[Items from a data source]
::::::::::
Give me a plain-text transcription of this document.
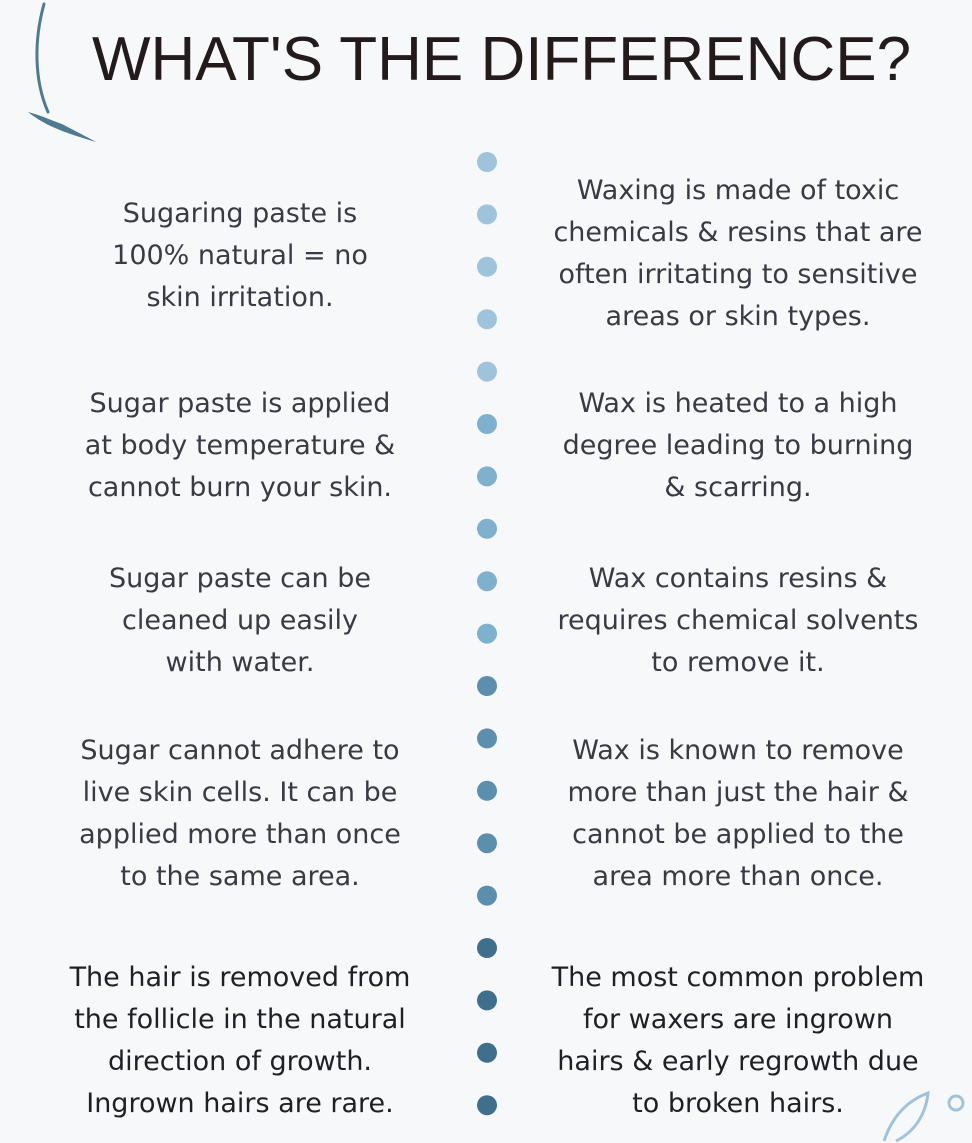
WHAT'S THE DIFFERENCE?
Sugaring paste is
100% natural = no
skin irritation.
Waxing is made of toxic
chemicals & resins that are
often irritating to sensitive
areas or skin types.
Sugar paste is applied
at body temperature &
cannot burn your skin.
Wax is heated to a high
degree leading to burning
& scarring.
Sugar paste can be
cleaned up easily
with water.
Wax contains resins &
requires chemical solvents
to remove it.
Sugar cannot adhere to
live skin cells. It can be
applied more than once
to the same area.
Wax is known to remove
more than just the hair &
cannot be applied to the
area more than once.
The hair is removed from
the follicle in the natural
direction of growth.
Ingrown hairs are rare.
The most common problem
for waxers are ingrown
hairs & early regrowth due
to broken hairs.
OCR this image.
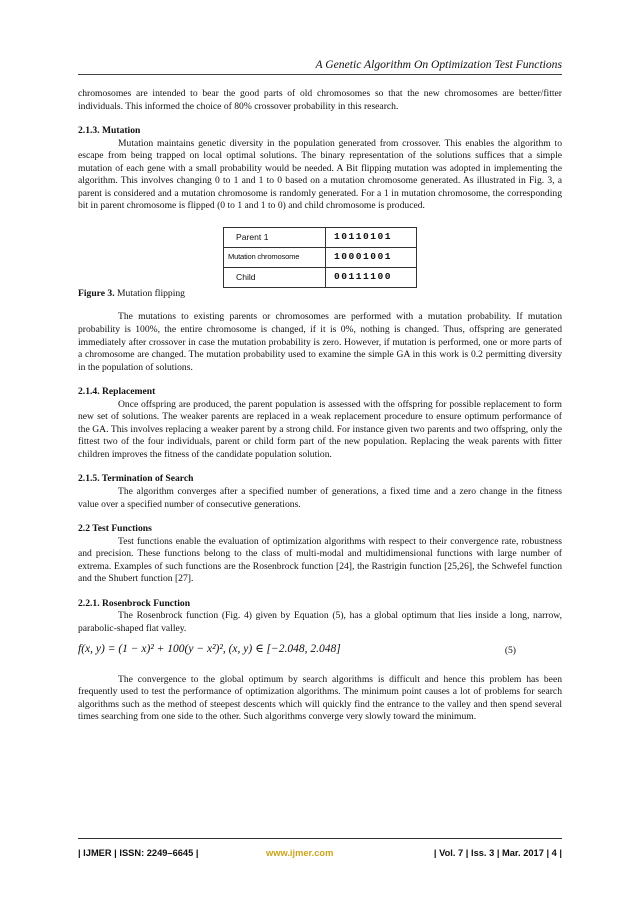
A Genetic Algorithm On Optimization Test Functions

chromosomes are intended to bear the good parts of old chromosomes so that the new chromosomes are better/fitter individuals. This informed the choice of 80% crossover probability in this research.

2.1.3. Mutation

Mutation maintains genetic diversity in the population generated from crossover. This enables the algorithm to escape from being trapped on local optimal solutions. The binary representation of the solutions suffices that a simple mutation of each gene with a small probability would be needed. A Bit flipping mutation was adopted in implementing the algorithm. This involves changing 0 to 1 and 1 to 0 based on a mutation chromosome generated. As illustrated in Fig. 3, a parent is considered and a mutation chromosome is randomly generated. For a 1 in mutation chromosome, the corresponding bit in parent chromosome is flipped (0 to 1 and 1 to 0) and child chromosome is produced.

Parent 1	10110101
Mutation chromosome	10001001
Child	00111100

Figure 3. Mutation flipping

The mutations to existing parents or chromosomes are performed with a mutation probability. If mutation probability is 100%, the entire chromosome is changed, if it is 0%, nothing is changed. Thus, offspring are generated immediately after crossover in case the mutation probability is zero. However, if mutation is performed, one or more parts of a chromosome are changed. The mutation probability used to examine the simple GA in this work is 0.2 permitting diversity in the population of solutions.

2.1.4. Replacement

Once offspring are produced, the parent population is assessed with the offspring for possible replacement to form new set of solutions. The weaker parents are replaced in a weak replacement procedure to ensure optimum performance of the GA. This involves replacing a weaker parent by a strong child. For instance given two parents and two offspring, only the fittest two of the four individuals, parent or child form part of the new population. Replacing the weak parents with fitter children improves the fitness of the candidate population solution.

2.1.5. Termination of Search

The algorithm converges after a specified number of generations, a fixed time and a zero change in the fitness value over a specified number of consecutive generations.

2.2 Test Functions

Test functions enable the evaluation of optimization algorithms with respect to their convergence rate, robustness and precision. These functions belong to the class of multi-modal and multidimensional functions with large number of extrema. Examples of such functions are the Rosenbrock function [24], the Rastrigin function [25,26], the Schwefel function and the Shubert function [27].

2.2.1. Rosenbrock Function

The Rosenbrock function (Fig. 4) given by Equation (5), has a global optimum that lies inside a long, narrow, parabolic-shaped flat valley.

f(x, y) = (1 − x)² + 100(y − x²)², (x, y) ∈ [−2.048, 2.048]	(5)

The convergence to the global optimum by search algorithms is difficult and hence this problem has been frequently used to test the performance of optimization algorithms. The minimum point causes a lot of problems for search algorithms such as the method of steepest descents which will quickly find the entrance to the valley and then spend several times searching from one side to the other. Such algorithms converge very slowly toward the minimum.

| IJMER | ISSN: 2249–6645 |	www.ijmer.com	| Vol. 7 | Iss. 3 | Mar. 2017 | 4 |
::::::::::
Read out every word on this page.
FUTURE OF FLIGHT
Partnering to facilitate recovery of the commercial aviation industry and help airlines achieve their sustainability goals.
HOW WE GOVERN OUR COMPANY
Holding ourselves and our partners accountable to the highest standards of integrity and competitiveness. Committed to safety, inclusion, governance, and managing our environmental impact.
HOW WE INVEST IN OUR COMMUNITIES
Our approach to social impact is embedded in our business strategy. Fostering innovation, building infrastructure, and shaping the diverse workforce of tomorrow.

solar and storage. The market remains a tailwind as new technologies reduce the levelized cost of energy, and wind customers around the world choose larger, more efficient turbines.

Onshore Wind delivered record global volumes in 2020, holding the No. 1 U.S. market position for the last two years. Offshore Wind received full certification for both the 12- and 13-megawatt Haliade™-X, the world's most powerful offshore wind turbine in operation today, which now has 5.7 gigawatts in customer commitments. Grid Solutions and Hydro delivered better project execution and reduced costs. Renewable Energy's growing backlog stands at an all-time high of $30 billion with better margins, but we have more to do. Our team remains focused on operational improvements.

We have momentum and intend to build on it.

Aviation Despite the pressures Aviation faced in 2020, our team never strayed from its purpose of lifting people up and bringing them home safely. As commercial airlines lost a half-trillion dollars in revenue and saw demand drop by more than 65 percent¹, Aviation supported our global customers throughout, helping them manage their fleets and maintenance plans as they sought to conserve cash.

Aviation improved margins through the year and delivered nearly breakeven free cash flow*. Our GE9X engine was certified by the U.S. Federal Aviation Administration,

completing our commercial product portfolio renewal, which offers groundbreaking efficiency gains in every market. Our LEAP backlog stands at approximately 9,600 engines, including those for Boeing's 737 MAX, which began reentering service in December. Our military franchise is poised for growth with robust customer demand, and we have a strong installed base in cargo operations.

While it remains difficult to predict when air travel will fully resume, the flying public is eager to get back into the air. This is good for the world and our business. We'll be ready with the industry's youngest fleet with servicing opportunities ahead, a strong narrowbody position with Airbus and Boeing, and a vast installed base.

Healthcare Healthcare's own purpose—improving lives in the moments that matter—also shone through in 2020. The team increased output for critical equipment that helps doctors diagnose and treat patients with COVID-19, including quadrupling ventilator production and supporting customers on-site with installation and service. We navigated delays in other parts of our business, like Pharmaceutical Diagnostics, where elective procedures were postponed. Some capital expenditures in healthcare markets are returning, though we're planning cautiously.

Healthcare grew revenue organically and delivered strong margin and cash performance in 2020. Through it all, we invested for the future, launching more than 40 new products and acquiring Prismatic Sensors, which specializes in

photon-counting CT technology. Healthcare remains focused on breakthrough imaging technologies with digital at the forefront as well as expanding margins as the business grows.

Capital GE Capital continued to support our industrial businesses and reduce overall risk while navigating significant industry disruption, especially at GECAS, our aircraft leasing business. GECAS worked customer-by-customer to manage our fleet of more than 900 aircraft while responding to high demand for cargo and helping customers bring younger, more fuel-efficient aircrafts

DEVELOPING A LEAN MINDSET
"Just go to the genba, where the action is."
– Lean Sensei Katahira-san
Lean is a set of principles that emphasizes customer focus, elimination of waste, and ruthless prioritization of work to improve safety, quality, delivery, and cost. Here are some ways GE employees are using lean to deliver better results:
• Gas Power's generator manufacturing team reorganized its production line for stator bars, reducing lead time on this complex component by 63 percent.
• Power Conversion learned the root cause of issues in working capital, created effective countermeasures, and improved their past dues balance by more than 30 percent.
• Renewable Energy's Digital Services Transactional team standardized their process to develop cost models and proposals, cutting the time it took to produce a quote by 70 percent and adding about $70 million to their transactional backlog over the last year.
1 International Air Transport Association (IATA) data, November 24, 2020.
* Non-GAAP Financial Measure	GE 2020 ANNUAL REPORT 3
::::::::::
▶ **HOW TO COMPLETE THIS TASK**
Go over the records above and tally each line that includes "hairs". Give the total by itself.

▶ **EXERCISE ANSWER**
3